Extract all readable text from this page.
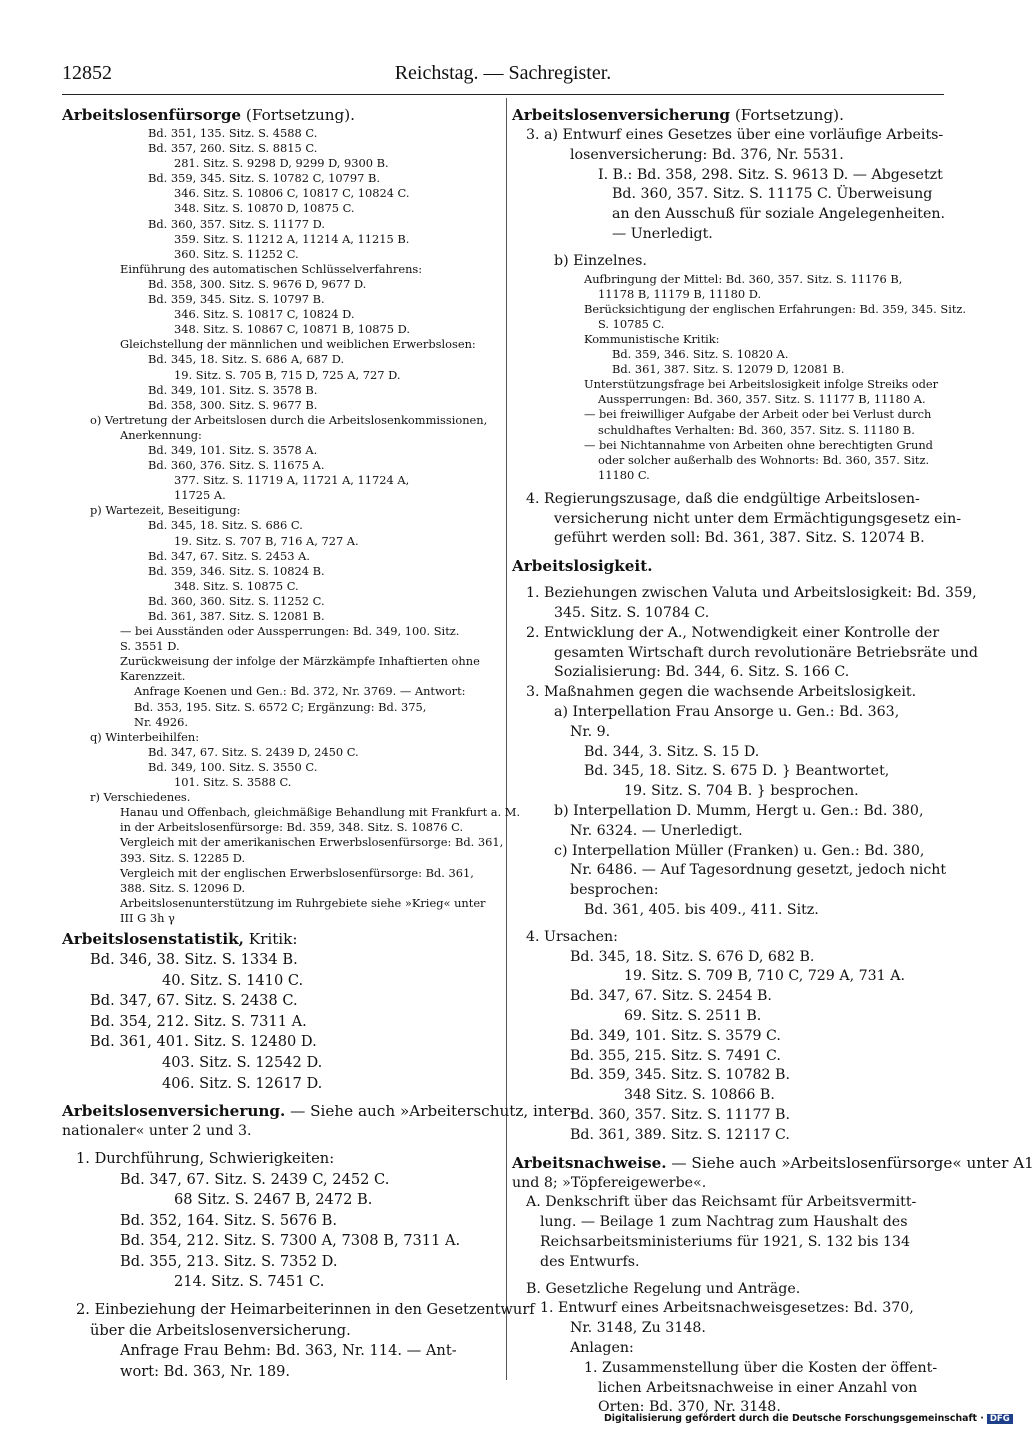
12852	Reichstag. — Sachregister.
Arbeitslosenfürsorge (Fortsetzung).
Bd. 351, 135. Sitz. S. 4588 C.
Bd. 357, 260. Sitz. S. 8815 C.
281. Sitz. S. 9298 D, 9299 D, 9300 B.
Bd. 359, 345. Sitz. S. 10782 C, 10797 B.
346. Sitz. S. 10806 C, 10817 C, 10824 C.
348. Sitz. S. 10870 D, 10875 C.
Bd. 360, 357. Sitz. S. 11177 D.
359. Sitz. S. 11212 A, 11214 A, 11215 B.
360. Sitz. S. 11252 C.
Einführung des automatischen Schlüsselverfahrens:
Bd. 358, 300. Sitz. S. 9676 D, 9677 D.
Bd. 359, 345. Sitz. S. 10797 B.
346. Sitz. S. 10817 C, 10824 D.
348. Sitz. S. 10867 C, 10871 B, 10875 D.
Gleichstellung der männlichen und weiblichen Erwerbslosen:
Bd. 345, 18. Sitz. S. 686 A, 687 D.
19. Sitz. S. 705 B, 715 D, 725 A, 727 D.
Bd. 349, 101. Sitz. S. 3578 B.
Bd. 358, 300. Sitz. S. 9677 B.
o) Vertretung der Arbeitslosen durch die Arbeitslosenkommissionen,
Anerkennung:
Bd. 349, 101. Sitz. S. 3578 A.
Bd. 360, 376. Sitz. S. 11675 A.
377. Sitz. S. 11719 A, 11721 A, 11724 A,
11725 A.
p) Wartezeit, Beseitigung:
Bd. 345, 18. Sitz. S. 686 C.
19. Sitz. S. 707 B, 716 A, 727 A.
Bd. 347, 67. Sitz. S. 2453 A.
Bd. 359, 346. Sitz. S. 10824 B.
348. Sitz. S. 10875 C.
Bd. 360, 360. Sitz. S. 11252 C.
Bd. 361, 387. Sitz. S. 12081 B.
— bei Ausständen oder Aussperrungen: Bd. 349, 100. Sitz.
S. 3551 D.
Zurückweisung der infolge der Märzkämpfe Inhaftierten ohne
Karenzzeit.
Anfrage Koenen und Gen.: Bd. 372, Nr. 3769. — Antwort:
Bd. 353, 195. Sitz. S. 6572 C; Ergänzung: Bd. 375,
Nr. 4926.
q) Winterbeihilfen:
Bd. 347, 67. Sitz. S. 2439 D, 2450 C.
Bd. 349, 100. Sitz. S. 3550 C.
101. Sitz. S. 3588 C.
r) Verschiedenes.
Hanau und Offenbach, gleichmäßige Behandlung mit Frankfurt a. M.
in der Arbeitslosenfürsorge: Bd. 359, 348. Sitz. S. 10876 C.
Vergleich mit der amerikanischen Erwerbslosenfürsorge: Bd. 361,
393. Sitz. S. 12285 D.
Vergleich mit der englischen Erwerbslosenfürsorge: Bd. 361,
388. Sitz. S. 12096 D.
Arbeitslosenunterstützung im Ruhrgebiete siehe »Krieg« unter
III G 3h γ
Arbeitslosenstatistik, Kritik:
Bd. 346, 38. Sitz. S. 1334 B.
40. Sitz. S. 1410 C.
Bd. 347, 67. Sitz. S. 2438 C.
Bd. 354, 212. Sitz. S. 7311 A.
Bd. 361, 401. Sitz. S. 12480 D.
403. Sitz. S. 12542 D.
406. Sitz. S. 12617 D.
Arbeitslosenversicherung. — Siehe auch »Arbeiterschutz, inter-
nationaler« unter 2 und 3.
1. Durchführung, Schwierigkeiten:
Bd. 347, 67. Sitz. S. 2439 C, 2452 C.
68 Sitz. S. 2467 B, 2472 B.
Bd. 352, 164. Sitz. S. 5676 B.
Bd. 354, 212. Sitz. S. 7300 A, 7308 B, 7311 A.
Bd. 355, 213. Sitz. S. 7352 D.
214. Sitz. S. 7451 C.
2. Einbeziehung der Heimarbeiterinnen in den Gesetzentwurf
über die Arbeitslosenversicherung.
Anfrage Frau Behm: Bd. 363, Nr. 114. — Ant-
wort: Bd. 363, Nr. 189.
Arbeitslosenversicherung (Fortsetzung).
3. a) Entwurf eines Gesetzes über eine vorläufige Arbeits-
losenversicherung: Bd. 376, Nr. 5531.
I. B.: Bd. 358, 298. Sitz. S. 9613 D. — Abgesetzt
Bd. 360, 357. Sitz. S. 11175 C. Überweisung
an den Ausschuß für soziale Angelegenheiten.
— Unerledigt.
b) Einzelnes.
Aufbringung der Mittel: Bd. 360, 357. Sitz. S. 11176 B,
11178 B, 11179 B, 11180 D.
Berücksichtigung der englischen Erfahrungen: Bd. 359, 345. Sitz.
S. 10785 C.
Kommunistische Kritik:
Bd. 359, 346. Sitz. S. 10820 A.
Bd. 361, 387. Sitz. S. 12079 D, 12081 B.
Unterstützungsfrage bei Arbeitslosigkeit infolge Streiks oder
Aussperrungen: Bd. 360, 357. Sitz. S. 11177 B, 11180 A.
— bei freiwilliger Aufgabe der Arbeit oder bei Verlust durch
schuldhaftes Verhalten: Bd. 360, 357. Sitz. S. 11180 B.
— bei Nichtannahme von Arbeiten ohne berechtigten Grund
oder solcher außerhalb des Wohnorts: Bd. 360, 357. Sitz.
11180 C.
4. Regierungszusage, daß die endgültige Arbeitslosen-
versicherung nicht unter dem Ermächtigungsgesetz ein-
geführt werden soll: Bd. 361, 387. Sitz. S. 12074 B.
Arbeitslosigkeit.
1. Beziehungen zwischen Valuta und Arbeitslosigkeit: Bd. 359,
345. Sitz. S. 10784 C.
2. Entwicklung der A., Notwendigkeit einer Kontrolle der
gesamten Wirtschaft durch revolutionäre Betriebsräte und
Sozialisierung: Bd. 344, 6. Sitz. S. 166 C.
3. Maßnahmen gegen die wachsende Arbeitslosigkeit.
a) Interpellation Frau Ansorge u. Gen.: Bd. 363,
Nr. 9.
Bd. 344, 3. Sitz. S. 15 D.
Bd. 345, 18. Sitz. S. 675 D. } Beantwortet,
19. Sitz. S. 704 B. } besprochen.
b) Interpellation D. Mumm, Hergt u. Gen.: Bd. 380,
Nr. 6324. — Unerledigt.
c) Interpellation Müller (Franken) u. Gen.: Bd. 380,
Nr. 6486. — Auf Tagesordnung gesetzt, jedoch nicht
besprochen:
Bd. 361, 405. bis 409., 411. Sitz.
4. Ursachen:
Bd. 345, 18. Sitz. S. 676 D, 682 B.
19. Sitz. S. 709 B, 710 C, 729 A, 731 A.
Bd. 347, 67. Sitz. S. 2454 B.
69. Sitz. S. 2511 B.
Bd. 349, 101. Sitz. S. 3579 C.
Bd. 355, 215. Sitz. S. 7491 C.
Bd. 359, 345. Sitz. S. 10782 B.
348 Sitz. S. 10866 B.
Bd. 360, 357. Sitz. S. 11177 B.
Bd. 361, 389. Sitz. S. 12117 C.
Arbeitsnachweise. — Siehe auch »Arbeitslosenfürsorge« unter A1
und 8; »Töpfereigewerbe«.
A. Denkschrift über das Reichsamt für Arbeitsvermitt-
lung. — Beilage 1 zum Nachtrag zum Haushalt des
Reichsarbeitsministeriums für 1921, S. 132 bis 134
des Entwurfs.
B. Gesetzliche Regelung und Anträge.
1. Entwurf eines Arbeitsnachweisgesetzes: Bd. 370,
Nr. 3148, Zu 3148.
Anlagen:
1. Zusammenstellung über die Kosten der öffent-
lichen Arbeitsnachweise in einer Anzahl von
Orten: Bd. 370, Nr. 3148.
Digitalisierung gefördert durch die Deutsche Forschungsgemeinschaft · DFG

§ WHAT IS BEING ASKED
Find every line in the listing that holds the string "auch", then say how many there are as a bare number.

§ FULL SOLUTION
2